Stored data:
++++++

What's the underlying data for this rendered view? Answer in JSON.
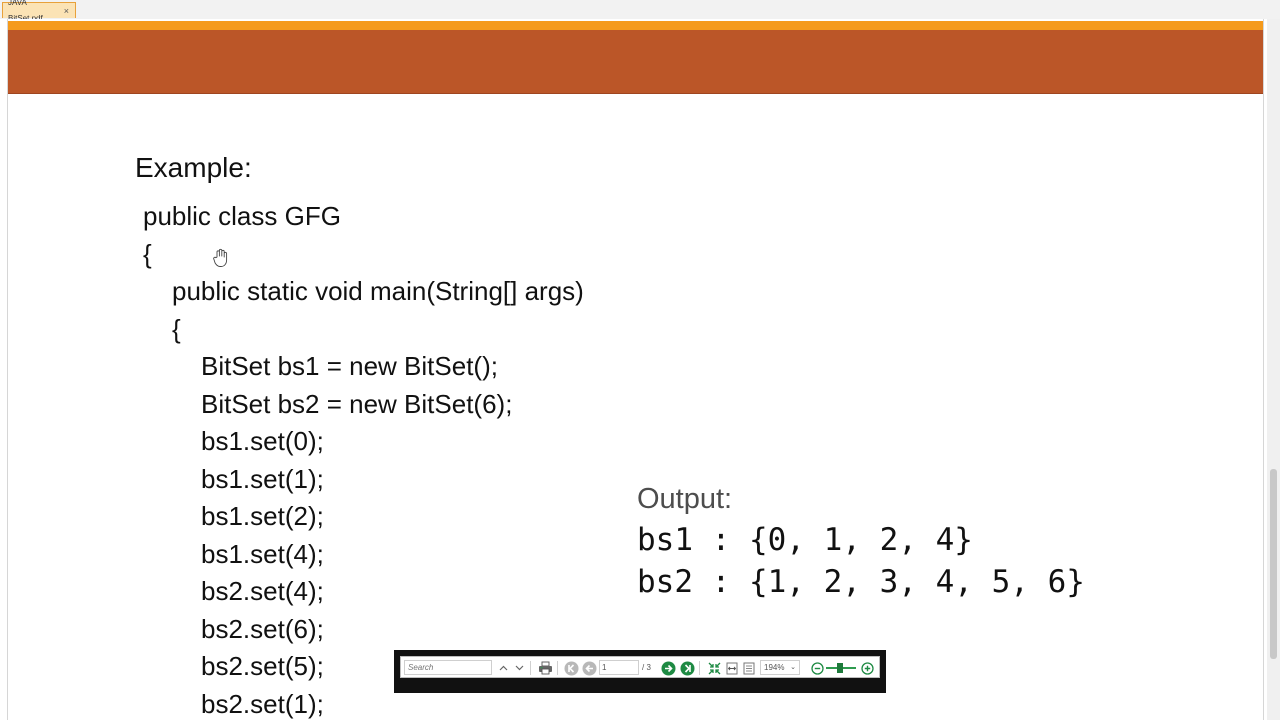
{
  "tab": {
    "title": "JAVA BitSet.pdf",
    "close": "×"
  },
  "document": {
    "heading": "Example:",
    "code_lines": [
      "public class GFG",
      "{",
      "public static void main(String[] args)",
      "{",
      "BitSet bs1 = new BitSet();",
      "BitSet bs2 = new BitSet(6);",
      "bs1.set(0);",
      "bs1.set(1);",
      "bs1.set(2);",
      "bs1.set(4);",
      "bs2.set(4);",
      "bs2.set(6);",
      "bs2.set(5);",
      "bs2.set(1);"
    ],
    "output_title": "Output:",
    "output_lines": [
      "bs1 : {0, 1, 2, 4}",
      "bs2 : {1, 2, 3, 4, 5, 6}"
    ]
  },
  "toolbar": {
    "search_placeholder": "Search",
    "current_page": "1",
    "total_pages": "/ 3",
    "zoom": "194%"
  },
  "colors": {
    "banner": "#bb5628",
    "banner_stripe": "#f59a1c",
    "toolbar_green": "#1e8a43"
  }
}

++++++

● **To do**
Quote each entry above verbatim and drop the pictures.

● **Completed task**
What's the underlying data for this rendered view? Answer in JSON.
{
  "tab": {
    "title": "JAVA BitSet.pdf",
    "close": "×"
  },
  "document": {
    "heading": "Example:",
    "code_lines": [
      "public class GFG",
      "{",
      "public static void main(String[] args)",
      "{",
      "BitSet bs1 = new BitSet();",
      "BitSet bs2 = new BitSet(6);",
      "bs1.set(0);",
      "bs1.set(1);",
      "bs1.set(2);",
      "bs1.set(4);",
      "bs2.set(4);",
      "bs2.set(6);",
      "bs2.set(5);",
      "bs2.set(1);"
    ],
    "output_title": "Output:",
    "output_lines": [
      "bs1 : {0, 1, 2, 4}",
      "bs2 : {1, 2, 3, 4, 5, 6}"
    ]
  },
  "toolbar": {
    "search_placeholder": "Search",
    "current_page": "1",
    "total_pages": "/ 3",
    "zoom": "194%"
  },
  "colors": {
    "banner": "#bb5628",
    "banner_stripe": "#f59a1c",
    "toolbar_green": "#1e8a43"
  }
}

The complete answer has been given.